(Source records)
————————

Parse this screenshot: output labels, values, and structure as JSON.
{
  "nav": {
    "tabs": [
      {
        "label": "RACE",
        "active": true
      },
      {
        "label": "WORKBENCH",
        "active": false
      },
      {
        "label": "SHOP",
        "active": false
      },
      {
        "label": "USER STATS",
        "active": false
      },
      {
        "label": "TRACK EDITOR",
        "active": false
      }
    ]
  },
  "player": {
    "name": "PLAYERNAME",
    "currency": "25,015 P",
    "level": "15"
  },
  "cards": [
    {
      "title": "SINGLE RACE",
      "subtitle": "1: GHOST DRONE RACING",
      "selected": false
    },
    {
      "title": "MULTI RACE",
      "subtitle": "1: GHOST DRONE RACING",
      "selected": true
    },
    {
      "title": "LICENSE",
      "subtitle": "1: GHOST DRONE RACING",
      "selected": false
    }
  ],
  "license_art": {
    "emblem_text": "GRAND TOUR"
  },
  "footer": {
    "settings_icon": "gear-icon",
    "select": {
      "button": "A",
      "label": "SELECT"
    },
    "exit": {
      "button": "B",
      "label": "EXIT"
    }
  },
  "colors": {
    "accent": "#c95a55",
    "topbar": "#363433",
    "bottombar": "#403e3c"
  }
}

————————

- GIVEN EXERCISE:
All of the data needs to be printed once more, exactly.

- FULL RESPONSE:
Parse this screenshot: output labels, values, and structure as JSON.
{
  "nav": {
    "tabs": [
      {
        "label": "RACE",
        "active": true
      },
      {
        "label": "WORKBENCH",
        "active": false
      },
      {
        "label": "SHOP",
        "active": false
      },
      {
        "label": "USER STATS",
        "active": false
      },
      {
        "label": "TRACK EDITOR",
        "active": false
      }
    ]
  },
  "player": {
    "name": "PLAYERNAME",
    "currency": "25,015 P",
    "level": "15"
  },
  "cards": [
    {
      "title": "SINGLE RACE",
      "subtitle": "1: GHOST DRONE RACING",
      "selected": false
    },
    {
      "title": "MULTI RACE",
      "subtitle": "1: GHOST DRONE RACING",
      "selected": true
    },
    {
      "title": "LICENSE",
      "subtitle": "1: GHOST DRONE RACING",
      "selected": false
    }
  ],
  "license_art": {
    "emblem_text": "GRAND TOUR"
  },
  "footer": {
    "settings_icon": "gear-icon",
    "select": {
      "button": "A",
      "label": "SELECT"
    },
    "exit": {
      "button": "B",
      "label": "EXIT"
    }
  },
  "colors": {
    "accent": "#c95a55",
    "topbar": "#363433",
    "bottombar": "#403e3c"
  }
}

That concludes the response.